### What is asked
Records follow. Pull out every line that contains "mfgr".

### Data records
::::::
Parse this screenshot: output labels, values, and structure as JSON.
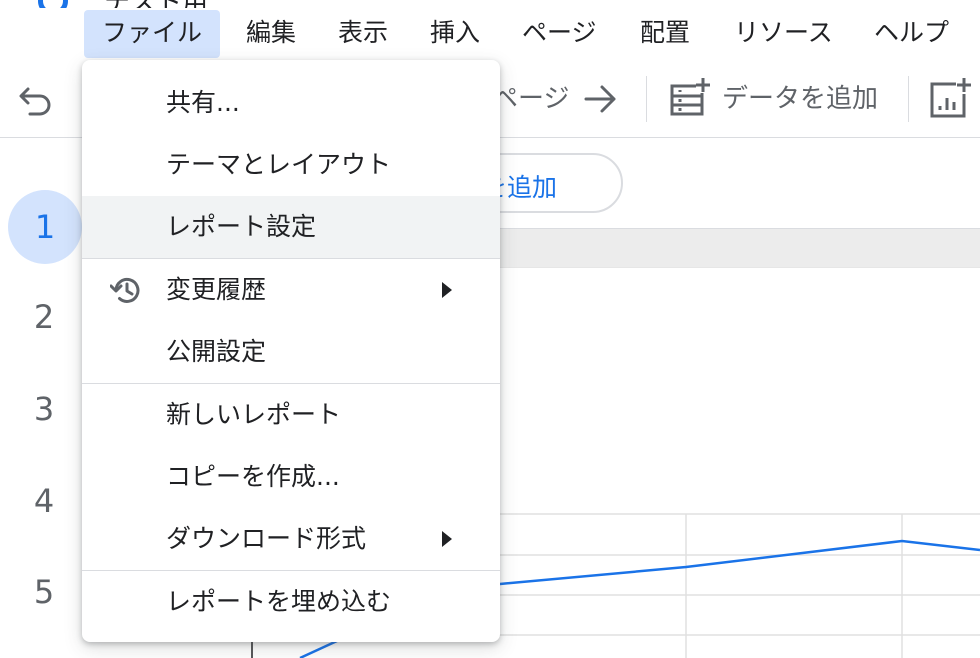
{
  "title": "テスト用",
  "menubar": {
    "items": [
      {
        "label": "ファイル",
        "active": true
      },
      {
        "label": "編集"
      },
      {
        "label": "表示"
      },
      {
        "label": "挿入"
      },
      {
        "label": "ページ"
      },
      {
        "label": "配置"
      },
      {
        "label": "リソース"
      },
      {
        "label": "ヘルプ"
      }
    ]
  },
  "toolbar": {
    "page_label": "ページ",
    "add_data_label": "データを追加"
  },
  "canvas": {
    "add_chip_label": "を追加"
  },
  "rail": {
    "pages": [
      "1",
      "2",
      "3",
      "4",
      "5"
    ],
    "active_page": "1"
  },
  "file_menu": {
    "items": [
      {
        "label": "共有..."
      },
      {
        "label": "テーマとレイアウト"
      },
      {
        "label": "レポート設定",
        "hovered": true
      },
      {
        "label": "変更履歴",
        "icon": "history-icon",
        "submenu": true
      },
      {
        "label": "公開設定"
      },
      {
        "label": "新しいレポート"
      },
      {
        "label": "コピーを作成..."
      },
      {
        "label": "ダウンロード形式",
        "submenu": true
      },
      {
        "label": "レポートを埋め込む"
      }
    ]
  },
  "colors": {
    "accent": "#1a73e8",
    "active_bg": "#d3e3fd",
    "hover_bg": "#f1f3f4",
    "divider": "#dadce0"
  }
}
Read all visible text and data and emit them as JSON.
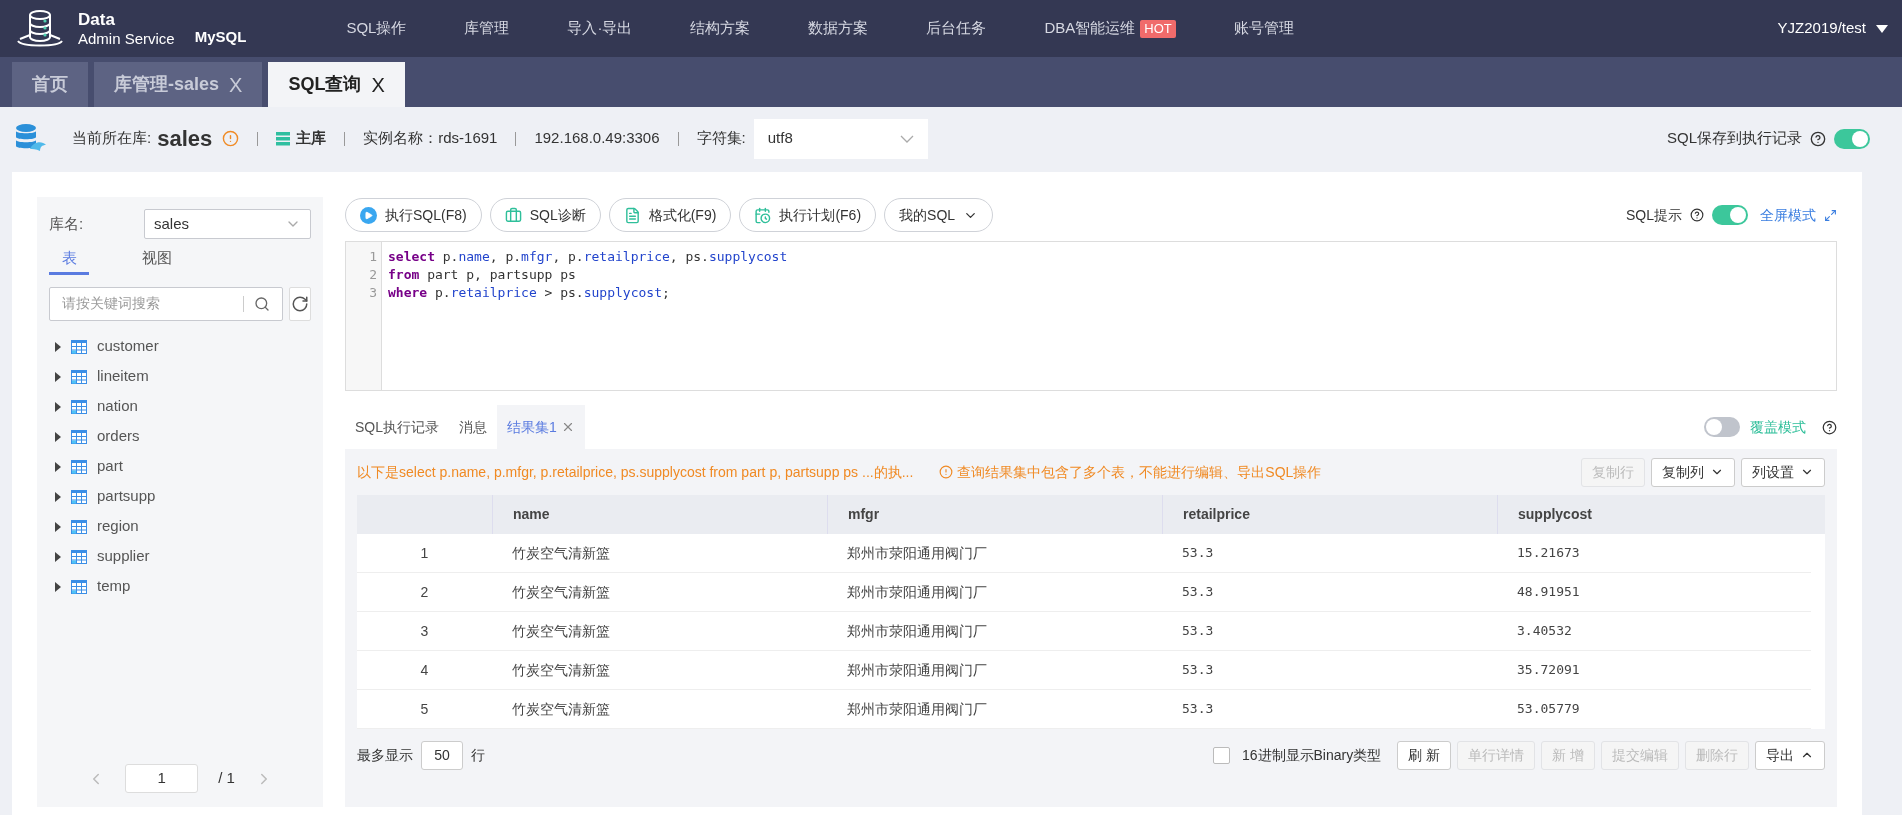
{
  "header": {
    "brand_line1": "Data",
    "brand_line2": "Admin Service",
    "brand_db": "MySQL",
    "menu": [
      {
        "label": "SQL操作"
      },
      {
        "label": "库管理"
      },
      {
        "label": "导入·导出"
      },
      {
        "label": "结构方案"
      },
      {
        "label": "数据方案"
      },
      {
        "label": "后台任务"
      },
      {
        "label": "DBA智能运维",
        "badge": "HOT"
      },
      {
        "label": "账号管理"
      }
    ],
    "user": "YJZ2019/test"
  },
  "page_tabs": [
    {
      "label": "首页",
      "selected": false,
      "closable": false
    },
    {
      "label": "库管理-sales",
      "selected": false,
      "closable": true,
      "close": "X"
    },
    {
      "label": "SQL查询",
      "selected": true,
      "closable": true,
      "close": "X"
    }
  ],
  "info_bar": {
    "db_label": "当前所在库:",
    "db_name": "sales",
    "role": "主库",
    "instance": "实例名称：rds-1691",
    "address": "192.168.0.49:3306",
    "charset_label": "字符集:",
    "charset": "utf8",
    "save_log_label": "SQL保存到执行记录",
    "save_log_on": true
  },
  "sidebar": {
    "db_label": "库名:",
    "db_value": "sales",
    "tabs": [
      {
        "label": "表",
        "selected": true
      },
      {
        "label": "视图",
        "selected": false
      }
    ],
    "search_placeholder": "请按关键词搜索",
    "tables": [
      {
        "name": "customer",
        "expanded": false
      },
      {
        "name": "lineitem",
        "expanded": false
      },
      {
        "name": "nation",
        "expanded": false
      },
      {
        "name": "orders",
        "expanded": false
      },
      {
        "name": "part",
        "expanded": false
      },
      {
        "name": "partsupp",
        "expanded": false
      },
      {
        "name": "region",
        "expanded": false
      },
      {
        "name": "supplier",
        "expanded": false
      },
      {
        "name": "temp",
        "expanded": false
      }
    ],
    "pager": {
      "page": "1",
      "total": "/ 1"
    }
  },
  "toolbar": {
    "buttons": [
      {
        "label": "执行SQL(F8)",
        "dropdown": false
      },
      {
        "label": "SQL诊断",
        "dropdown": false
      },
      {
        "label": "格式化(F9)",
        "dropdown": false
      },
      {
        "label": "执行计划(F6)",
        "dropdown": false
      },
      {
        "label": "我的SQL",
        "dropdown": true
      }
    ],
    "hint_label": "SQL提示",
    "hint_on": true,
    "fullscreen": "全屏模式"
  },
  "editor": {
    "lines": [
      {
        "number": "1",
        "tokens": [
          {
            "kind": "keyword",
            "text": "select"
          },
          {
            "kind": "plain",
            "text": " p."
          },
          {
            "kind": "field",
            "text": "name"
          },
          {
            "kind": "plain",
            "text": ", p."
          },
          {
            "kind": "field",
            "text": "mfgr"
          },
          {
            "kind": "plain",
            "text": ", p."
          },
          {
            "kind": "field",
            "text": "retailprice"
          },
          {
            "kind": "plain",
            "text": ", ps."
          },
          {
            "kind": "field",
            "text": "supplycost"
          }
        ]
      },
      {
        "number": "2",
        "tokens": [
          {
            "kind": "keyword",
            "text": "from"
          },
          {
            "kind": "plain",
            "text": " part p, partsupp ps"
          }
        ]
      },
      {
        "number": "3",
        "tokens": [
          {
            "kind": "keyword",
            "text": "where"
          },
          {
            "kind": "plain",
            "text": " p."
          },
          {
            "kind": "field",
            "text": "retailprice"
          },
          {
            "kind": "plain",
            "text": " > ps."
          },
          {
            "kind": "field",
            "text": "supplycost"
          },
          {
            "kind": "plain",
            "text": ";"
          }
        ]
      }
    ]
  },
  "result_tabs": [
    {
      "label": "SQL执行记录",
      "selected": false,
      "closable": false
    },
    {
      "label": "消息",
      "selected": false,
      "closable": false
    },
    {
      "label": "结果集1",
      "selected": true,
      "closable": true
    }
  ],
  "overwrite_mode": {
    "label": "覆盖模式",
    "on": false
  },
  "result_info": {
    "summary": "以下是select p.name, p.mfgr, p.retailprice, ps.supplycost from part p, partsupp ps ...的执...",
    "warning": "查询结果集中包含了多个表，不能进行编辑、导出SQL操作",
    "actions": [
      {
        "label": "复制行",
        "disabled": true,
        "dropdown": false
      },
      {
        "label": "复制列",
        "disabled": false,
        "dropdown": true
      },
      {
        "label": "列设置",
        "disabled": false,
        "dropdown": true
      }
    ]
  },
  "table": {
    "columns": [
      "",
      "name",
      "mfgr",
      "retailprice",
      "supplycost"
    ],
    "rows": [
      [
        "1",
        "竹炭空气清新篮",
        "郑州市荥阳通用阀门厂",
        "53.3",
        "15.21673"
      ],
      [
        "2",
        "竹炭空气清新篮",
        "郑州市荥阳通用阀门厂",
        "53.3",
        "48.91951"
      ],
      [
        "3",
        "竹炭空气清新篮",
        "郑州市荥阳通用阀门厂",
        "53.3",
        "3.40532"
      ],
      [
        "4",
        "竹炭空气清新篮",
        "郑州市荥阳通用阀门厂",
        "53.3",
        "35.72091"
      ],
      [
        "5",
        "竹炭空气清新篮",
        "郑州市荥阳通用阀门厂",
        "53.3",
        "53.05779"
      ]
    ]
  },
  "footer": {
    "max_label": "最多显示",
    "max_value": "50",
    "max_unit": "行",
    "hex_label": "16进制显示Binary类型",
    "hex_checked": false,
    "buttons": [
      {
        "label": "刷 新",
        "disabled": false,
        "dropdown": false
      },
      {
        "label": "单行详情",
        "disabled": true,
        "dropdown": false
      },
      {
        "label": "新 增",
        "disabled": true,
        "dropdown": false
      },
      {
        "label": "提交编辑",
        "disabled": true,
        "dropdown": false
      },
      {
        "label": "删除行",
        "disabled": true,
        "dropdown": false
      },
      {
        "label": "导出",
        "disabled": false,
        "dropdown": true
      }
    ]
  }
}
::::::
### Response to the exercise
            "text": "mfgr"
    "summary": "以下是select p.name, p.mfgr, p.retailprice, ps.supplycost from part p, partsupp ps ...的执...",
      "mfgr",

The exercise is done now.